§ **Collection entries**

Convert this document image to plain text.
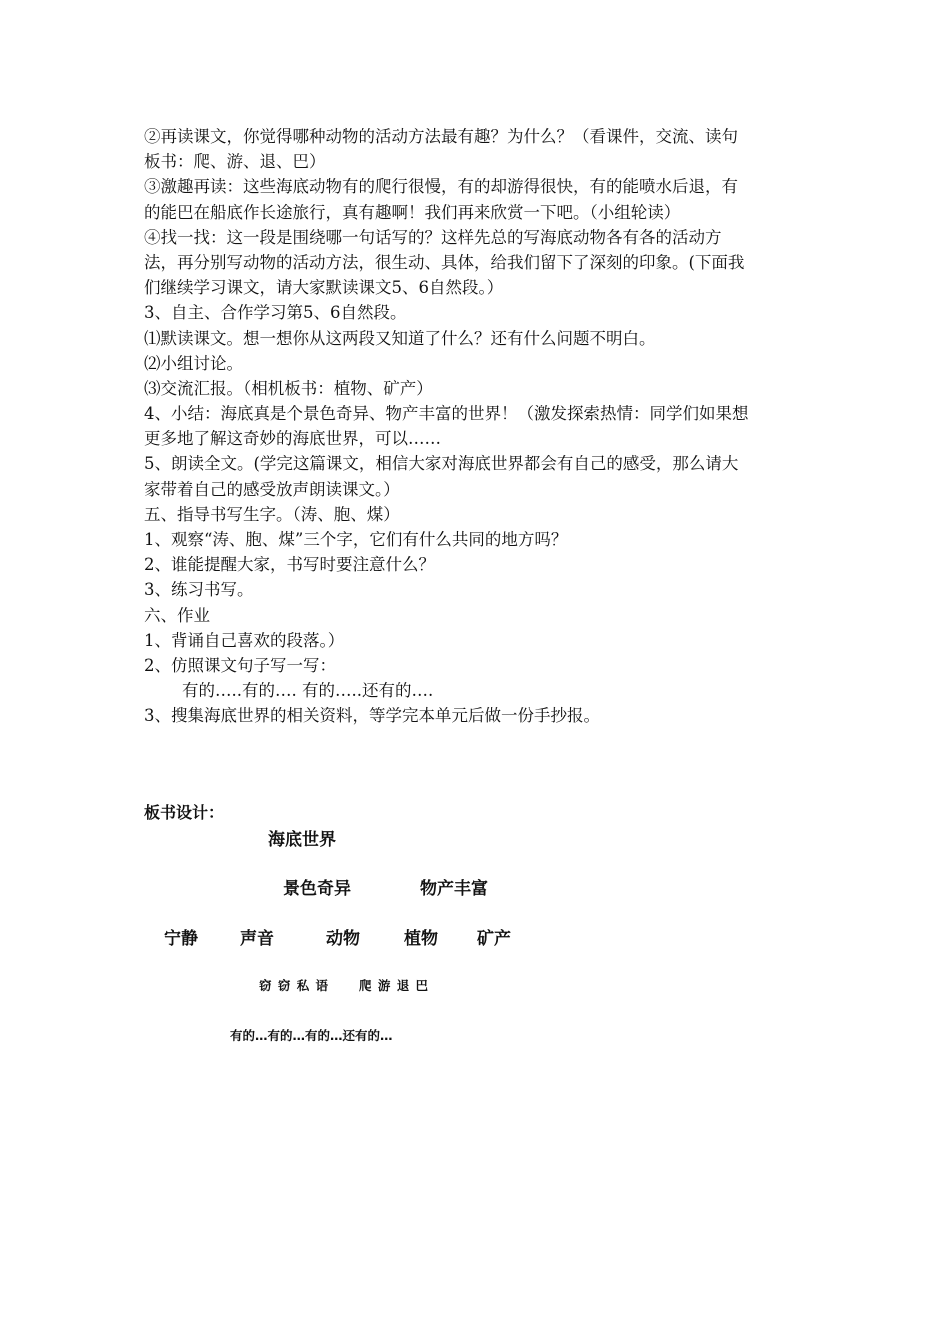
②再读课文，你觉得哪种动物的活动方法最有趣？为什么？（看课件，交流、读句
板书：爬、游、退、巴）
③激趣再读：这些海底动物有的爬行很慢，有的却游得很快，有的能喷水后退，有
的能巴在船底作长途旅行，真有趣啊！我们再来欣赏一下吧。（小组轮读）
④找一找：这一段是围绕哪一句话写的？这样先总的写海底动物各有各的活动方
法，再分别写动物的活动方法，很生动、具体，给我们留下了深刻的印象。(下面我
们继续学习课文，请大家默读课文5、6自然段。）
3、自主、合作学习第5、6自然段。
⑴默读课文。想一想你从这两段又知道了什么？还有什么问题不明白。
⑵小组讨论。
⑶交流汇报。（相机板书：植物、矿产）
4、小结：海底真是个景色奇异、物产丰富的世界！（激发探索热情：同学们如果想
更多地了解这奇妙的海底世界，可以……
5、朗读全文。(学完这篇课文，相信大家对海底世界都会有自己的感受，那么请大
家带着自己的感受放声朗读课文。）
五、指导书写生字。（涛、胞、煤）
1、观察“涛、胞、煤”三个字，它们有什么共同的地方吗？
2、谁能提醒大家，书写时要注意什么？
3、练习书写。
六、作业
1、背诵自己喜欢的段落。）
2、仿照课文句子写一写：
有的…..有的…. 有的…..还有的….
3、搜集海底世界的相关资料，等学完本单元后做一份手抄报。
板书设计：
海底世界
景色奇异	物产丰富
宁静 声音	动物	植物 矿产
窃 窃 私 语 爬 游 退 巴
有的…有的…有的…还有的…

§ **EXERCISE DIRECTIONS**
Retype all of the entries exactly as written, leaving out any images.

§ **SOLUTION FOR THIS EXERCISE**
Convert this document image to plain text.
②再读课文，你觉得哪种动物的活动方法最有趣？为什么？（看课件，交流、读句
板书：爬、游、退、巴）
③激趣再读：这些海底动物有的爬行很慢，有的却游得很快，有的能喷水后退，有
的能巴在船底作长途旅行，真有趣啊！我们再来欣赏一下吧。（小组轮读）
④找一找：这一段是围绕哪一句话写的？这样先总的写海底动物各有各的活动方
法，再分别写动物的活动方法，很生动、具体，给我们留下了深刻的印象。(下面我
们继续学习课文，请大家默读课文5、6自然段。）
3、自主、合作学习第5、6自然段。
⑴默读课文。想一想你从这两段又知道了什么？还有什么问题不明白。
⑵小组讨论。
⑶交流汇报。（相机板书：植物、矿产）
4、小结：海底真是个景色奇异、物产丰富的世界！（激发探索热情：同学们如果想
更多地了解这奇妙的海底世界，可以……
5、朗读全文。(学完这篇课文，相信大家对海底世界都会有自己的感受，那么请大
家带着自己的感受放声朗读课文。）
五、指导书写生字。（涛、胞、煤）
1、观察“涛、胞、煤”三个字，它们有什么共同的地方吗？
2、谁能提醒大家，书写时要注意什么？
3、练习书写。
六、作业
1、背诵自己喜欢的段落。）
2、仿照课文句子写一写：
有的…..有的…. 有的…..还有的….
3、搜集海底世界的相关资料，等学完本单元后做一份手抄报。
板书设计：
海底世界
景色奇异	物产丰富
宁静 声音	动物	植物 矿产
窃 窃 私 语 爬 游 退 巴
有的…有的…有的…还有的…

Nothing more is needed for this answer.